Objective: Across the data below, how many lines hold "happen"? Answer with that number and nothing else.

##### Dataset excerpts #####

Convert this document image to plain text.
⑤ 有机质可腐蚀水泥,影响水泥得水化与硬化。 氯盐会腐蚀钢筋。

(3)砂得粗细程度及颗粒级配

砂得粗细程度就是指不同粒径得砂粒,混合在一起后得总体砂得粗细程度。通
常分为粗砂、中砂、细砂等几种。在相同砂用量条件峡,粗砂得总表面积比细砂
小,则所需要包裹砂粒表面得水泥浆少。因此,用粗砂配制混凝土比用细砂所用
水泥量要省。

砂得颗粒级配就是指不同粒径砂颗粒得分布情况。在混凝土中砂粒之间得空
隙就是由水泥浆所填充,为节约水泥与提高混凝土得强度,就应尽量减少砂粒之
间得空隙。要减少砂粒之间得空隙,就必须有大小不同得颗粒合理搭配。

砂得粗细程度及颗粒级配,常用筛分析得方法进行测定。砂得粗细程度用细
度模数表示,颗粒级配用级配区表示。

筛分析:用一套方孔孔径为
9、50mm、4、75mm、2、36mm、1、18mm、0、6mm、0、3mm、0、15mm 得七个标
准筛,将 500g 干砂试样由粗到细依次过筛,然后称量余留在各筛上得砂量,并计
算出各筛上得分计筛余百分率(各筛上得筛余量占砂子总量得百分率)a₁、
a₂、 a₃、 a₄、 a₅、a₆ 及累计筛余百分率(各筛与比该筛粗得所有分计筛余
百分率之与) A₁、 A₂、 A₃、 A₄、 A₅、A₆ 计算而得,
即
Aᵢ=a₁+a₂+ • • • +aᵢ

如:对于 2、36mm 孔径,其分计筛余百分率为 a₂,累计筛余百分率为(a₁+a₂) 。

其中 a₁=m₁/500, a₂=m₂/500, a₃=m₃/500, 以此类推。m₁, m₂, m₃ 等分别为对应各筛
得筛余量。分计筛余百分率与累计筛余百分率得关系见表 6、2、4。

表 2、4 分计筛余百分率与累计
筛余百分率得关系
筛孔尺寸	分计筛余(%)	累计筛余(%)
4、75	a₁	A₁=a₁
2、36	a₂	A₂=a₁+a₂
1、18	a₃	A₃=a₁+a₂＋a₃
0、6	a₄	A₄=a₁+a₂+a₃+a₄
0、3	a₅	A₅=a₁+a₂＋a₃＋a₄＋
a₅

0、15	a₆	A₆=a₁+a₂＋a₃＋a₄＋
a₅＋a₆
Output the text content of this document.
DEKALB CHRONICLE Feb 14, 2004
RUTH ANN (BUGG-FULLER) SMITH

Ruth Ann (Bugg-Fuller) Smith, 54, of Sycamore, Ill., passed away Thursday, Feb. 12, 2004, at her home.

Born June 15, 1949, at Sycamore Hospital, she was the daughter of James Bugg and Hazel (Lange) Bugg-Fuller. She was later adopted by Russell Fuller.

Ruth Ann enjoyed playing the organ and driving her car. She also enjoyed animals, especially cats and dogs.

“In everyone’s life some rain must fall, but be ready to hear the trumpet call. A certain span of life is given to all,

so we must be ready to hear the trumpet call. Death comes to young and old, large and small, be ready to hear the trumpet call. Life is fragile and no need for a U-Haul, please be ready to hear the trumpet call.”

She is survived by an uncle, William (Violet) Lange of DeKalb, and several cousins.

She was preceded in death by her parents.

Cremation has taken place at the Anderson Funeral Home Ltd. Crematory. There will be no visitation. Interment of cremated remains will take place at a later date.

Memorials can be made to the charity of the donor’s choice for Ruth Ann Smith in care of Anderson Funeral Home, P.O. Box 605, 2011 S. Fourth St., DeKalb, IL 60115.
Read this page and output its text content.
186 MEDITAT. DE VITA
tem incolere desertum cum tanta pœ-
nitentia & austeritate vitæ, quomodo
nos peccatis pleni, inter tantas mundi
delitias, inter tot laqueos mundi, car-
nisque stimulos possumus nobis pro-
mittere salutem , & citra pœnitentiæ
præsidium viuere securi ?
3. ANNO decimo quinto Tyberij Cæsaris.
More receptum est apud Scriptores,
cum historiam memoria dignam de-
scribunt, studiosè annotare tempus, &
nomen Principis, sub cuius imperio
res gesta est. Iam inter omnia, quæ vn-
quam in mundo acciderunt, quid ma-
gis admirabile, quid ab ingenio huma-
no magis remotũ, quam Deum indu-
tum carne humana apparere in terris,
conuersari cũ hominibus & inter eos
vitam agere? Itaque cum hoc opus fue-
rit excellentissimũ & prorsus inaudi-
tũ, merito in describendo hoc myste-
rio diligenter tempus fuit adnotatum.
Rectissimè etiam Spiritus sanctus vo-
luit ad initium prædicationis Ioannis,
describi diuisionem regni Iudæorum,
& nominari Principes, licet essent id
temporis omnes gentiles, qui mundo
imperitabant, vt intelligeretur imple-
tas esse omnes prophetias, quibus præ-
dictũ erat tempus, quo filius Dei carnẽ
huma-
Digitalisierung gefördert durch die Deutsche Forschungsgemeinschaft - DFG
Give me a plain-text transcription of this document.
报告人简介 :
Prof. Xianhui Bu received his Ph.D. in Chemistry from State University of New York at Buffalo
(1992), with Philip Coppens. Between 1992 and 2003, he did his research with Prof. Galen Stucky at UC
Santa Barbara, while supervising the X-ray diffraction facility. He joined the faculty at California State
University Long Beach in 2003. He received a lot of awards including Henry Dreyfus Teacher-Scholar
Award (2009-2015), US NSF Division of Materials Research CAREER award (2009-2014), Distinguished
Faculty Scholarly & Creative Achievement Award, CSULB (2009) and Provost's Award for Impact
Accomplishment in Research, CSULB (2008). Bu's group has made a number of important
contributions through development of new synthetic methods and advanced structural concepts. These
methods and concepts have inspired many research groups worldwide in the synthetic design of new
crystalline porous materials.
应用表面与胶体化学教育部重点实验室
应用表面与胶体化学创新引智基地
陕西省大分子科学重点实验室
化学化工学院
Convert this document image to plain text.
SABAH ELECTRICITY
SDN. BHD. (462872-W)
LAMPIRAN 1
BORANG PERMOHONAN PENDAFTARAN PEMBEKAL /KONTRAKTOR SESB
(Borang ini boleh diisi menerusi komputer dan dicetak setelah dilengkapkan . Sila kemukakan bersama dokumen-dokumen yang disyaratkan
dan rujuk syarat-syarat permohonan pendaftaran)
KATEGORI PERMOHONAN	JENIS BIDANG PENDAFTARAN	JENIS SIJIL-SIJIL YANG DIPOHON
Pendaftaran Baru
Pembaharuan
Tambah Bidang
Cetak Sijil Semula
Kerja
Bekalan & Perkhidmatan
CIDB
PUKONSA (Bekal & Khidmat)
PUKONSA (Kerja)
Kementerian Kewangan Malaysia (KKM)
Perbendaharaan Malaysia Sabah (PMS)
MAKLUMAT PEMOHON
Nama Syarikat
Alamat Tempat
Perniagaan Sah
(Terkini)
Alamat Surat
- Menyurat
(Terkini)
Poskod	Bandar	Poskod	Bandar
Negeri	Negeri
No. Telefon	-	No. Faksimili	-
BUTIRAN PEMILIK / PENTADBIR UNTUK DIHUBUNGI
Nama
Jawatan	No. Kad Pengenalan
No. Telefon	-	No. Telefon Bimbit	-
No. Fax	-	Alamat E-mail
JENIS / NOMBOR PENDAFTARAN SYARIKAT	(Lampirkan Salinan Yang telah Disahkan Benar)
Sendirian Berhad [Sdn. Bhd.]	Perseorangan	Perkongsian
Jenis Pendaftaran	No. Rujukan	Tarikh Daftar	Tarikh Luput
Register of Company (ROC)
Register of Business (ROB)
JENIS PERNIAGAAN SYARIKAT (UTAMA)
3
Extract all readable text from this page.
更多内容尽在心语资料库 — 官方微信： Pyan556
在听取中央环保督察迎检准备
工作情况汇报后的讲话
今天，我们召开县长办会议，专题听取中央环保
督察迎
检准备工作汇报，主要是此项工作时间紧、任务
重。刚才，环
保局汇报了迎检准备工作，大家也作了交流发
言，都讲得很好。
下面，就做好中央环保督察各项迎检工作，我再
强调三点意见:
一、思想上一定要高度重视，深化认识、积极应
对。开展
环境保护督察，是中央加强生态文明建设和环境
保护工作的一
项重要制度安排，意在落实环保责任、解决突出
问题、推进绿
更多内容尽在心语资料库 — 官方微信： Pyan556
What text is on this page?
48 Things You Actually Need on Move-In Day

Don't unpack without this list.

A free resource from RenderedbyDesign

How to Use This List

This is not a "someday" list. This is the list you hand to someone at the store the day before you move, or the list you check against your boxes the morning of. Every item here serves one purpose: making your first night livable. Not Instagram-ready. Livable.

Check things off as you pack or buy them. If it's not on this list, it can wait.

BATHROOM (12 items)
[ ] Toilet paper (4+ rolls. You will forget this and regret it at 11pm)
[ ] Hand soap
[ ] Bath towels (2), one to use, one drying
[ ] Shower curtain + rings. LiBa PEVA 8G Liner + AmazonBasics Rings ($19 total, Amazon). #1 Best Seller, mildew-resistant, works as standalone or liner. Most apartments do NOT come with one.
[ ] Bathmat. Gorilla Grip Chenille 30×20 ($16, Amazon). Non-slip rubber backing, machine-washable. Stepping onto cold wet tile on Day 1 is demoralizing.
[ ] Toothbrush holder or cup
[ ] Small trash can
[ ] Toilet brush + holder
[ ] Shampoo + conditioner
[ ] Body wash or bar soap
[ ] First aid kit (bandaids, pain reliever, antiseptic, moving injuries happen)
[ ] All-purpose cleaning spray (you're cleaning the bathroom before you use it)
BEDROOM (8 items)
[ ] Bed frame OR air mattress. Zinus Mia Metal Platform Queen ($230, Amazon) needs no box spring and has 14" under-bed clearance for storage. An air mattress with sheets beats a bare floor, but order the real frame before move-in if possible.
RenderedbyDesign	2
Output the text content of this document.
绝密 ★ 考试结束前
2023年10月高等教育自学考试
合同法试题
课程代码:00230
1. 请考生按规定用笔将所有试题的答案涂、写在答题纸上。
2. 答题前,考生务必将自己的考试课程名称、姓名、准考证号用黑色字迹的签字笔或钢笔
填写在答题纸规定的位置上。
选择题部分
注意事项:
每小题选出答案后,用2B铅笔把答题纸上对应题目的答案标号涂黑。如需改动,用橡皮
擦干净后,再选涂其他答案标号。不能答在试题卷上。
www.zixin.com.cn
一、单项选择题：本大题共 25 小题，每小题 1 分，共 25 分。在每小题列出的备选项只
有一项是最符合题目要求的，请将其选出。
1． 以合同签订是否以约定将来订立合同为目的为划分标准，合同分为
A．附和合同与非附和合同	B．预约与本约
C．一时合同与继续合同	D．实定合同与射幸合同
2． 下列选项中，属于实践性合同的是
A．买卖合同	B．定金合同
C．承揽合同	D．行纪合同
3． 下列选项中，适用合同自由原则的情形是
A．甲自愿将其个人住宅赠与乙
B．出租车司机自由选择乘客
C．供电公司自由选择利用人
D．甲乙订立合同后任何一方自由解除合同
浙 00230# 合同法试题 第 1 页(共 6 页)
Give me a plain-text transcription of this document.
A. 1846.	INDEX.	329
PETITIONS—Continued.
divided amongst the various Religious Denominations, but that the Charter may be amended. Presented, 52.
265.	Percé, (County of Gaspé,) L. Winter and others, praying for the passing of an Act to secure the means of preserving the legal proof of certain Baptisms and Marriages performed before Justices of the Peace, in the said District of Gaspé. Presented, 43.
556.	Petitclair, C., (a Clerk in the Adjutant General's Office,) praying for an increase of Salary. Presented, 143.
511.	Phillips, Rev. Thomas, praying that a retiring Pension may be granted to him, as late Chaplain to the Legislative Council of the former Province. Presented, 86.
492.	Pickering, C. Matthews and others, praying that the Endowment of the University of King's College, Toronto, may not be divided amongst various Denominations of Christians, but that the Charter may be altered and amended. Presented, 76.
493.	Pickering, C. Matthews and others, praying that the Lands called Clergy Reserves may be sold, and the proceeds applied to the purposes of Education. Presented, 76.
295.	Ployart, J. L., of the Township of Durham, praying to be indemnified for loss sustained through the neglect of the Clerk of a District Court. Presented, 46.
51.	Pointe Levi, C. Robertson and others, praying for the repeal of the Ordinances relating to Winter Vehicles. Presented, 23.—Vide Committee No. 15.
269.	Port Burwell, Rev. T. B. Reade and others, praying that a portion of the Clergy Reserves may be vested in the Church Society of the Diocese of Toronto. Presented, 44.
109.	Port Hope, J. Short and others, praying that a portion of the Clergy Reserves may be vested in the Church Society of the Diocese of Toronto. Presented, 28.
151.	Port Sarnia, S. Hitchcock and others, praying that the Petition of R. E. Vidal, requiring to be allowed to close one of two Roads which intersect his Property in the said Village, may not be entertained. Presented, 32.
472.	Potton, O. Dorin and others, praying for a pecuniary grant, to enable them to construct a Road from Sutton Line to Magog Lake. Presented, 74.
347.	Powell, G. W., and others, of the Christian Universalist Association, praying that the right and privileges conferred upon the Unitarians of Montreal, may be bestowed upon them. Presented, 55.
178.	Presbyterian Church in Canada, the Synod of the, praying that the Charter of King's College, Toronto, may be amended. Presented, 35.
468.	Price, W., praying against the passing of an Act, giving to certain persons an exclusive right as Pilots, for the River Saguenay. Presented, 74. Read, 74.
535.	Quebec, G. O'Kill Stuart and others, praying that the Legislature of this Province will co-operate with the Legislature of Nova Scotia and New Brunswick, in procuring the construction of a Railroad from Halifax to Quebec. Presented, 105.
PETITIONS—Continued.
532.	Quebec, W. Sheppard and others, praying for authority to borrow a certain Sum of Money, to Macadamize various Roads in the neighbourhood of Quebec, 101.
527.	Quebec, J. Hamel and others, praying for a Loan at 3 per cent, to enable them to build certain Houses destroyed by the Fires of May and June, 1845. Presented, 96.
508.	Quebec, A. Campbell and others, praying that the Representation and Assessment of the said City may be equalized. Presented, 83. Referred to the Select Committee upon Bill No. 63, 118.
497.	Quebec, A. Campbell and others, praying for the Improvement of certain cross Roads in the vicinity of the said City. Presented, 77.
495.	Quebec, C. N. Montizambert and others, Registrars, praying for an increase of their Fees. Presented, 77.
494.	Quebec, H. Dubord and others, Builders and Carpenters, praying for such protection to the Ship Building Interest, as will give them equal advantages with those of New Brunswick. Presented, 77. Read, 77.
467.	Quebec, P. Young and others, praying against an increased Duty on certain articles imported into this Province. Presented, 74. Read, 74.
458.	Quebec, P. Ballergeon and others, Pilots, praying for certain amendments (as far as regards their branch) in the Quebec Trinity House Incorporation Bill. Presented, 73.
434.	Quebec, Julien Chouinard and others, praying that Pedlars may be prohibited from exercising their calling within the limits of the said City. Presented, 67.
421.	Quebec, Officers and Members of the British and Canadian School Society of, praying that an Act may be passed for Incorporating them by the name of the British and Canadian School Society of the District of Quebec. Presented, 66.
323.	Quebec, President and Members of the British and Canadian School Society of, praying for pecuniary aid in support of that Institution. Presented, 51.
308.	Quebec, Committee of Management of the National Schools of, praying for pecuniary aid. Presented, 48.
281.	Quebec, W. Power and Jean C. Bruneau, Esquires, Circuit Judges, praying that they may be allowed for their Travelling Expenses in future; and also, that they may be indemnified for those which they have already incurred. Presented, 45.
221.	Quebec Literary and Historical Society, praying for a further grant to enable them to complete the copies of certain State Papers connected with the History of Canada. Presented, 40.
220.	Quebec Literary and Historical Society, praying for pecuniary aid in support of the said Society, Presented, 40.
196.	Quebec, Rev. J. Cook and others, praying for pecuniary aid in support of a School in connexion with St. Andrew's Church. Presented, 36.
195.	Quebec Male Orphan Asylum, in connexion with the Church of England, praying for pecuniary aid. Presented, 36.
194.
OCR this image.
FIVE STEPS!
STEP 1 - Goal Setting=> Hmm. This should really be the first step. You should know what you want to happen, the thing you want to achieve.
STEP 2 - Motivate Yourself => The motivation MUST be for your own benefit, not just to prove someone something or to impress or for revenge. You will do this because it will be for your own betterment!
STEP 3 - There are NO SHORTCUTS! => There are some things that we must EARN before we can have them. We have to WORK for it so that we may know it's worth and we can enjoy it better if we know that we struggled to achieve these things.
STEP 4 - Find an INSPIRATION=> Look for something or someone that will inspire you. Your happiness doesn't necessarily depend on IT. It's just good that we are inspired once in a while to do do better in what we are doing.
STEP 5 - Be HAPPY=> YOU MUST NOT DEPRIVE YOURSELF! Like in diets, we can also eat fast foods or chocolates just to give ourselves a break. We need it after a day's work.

#####

Result for this task: 2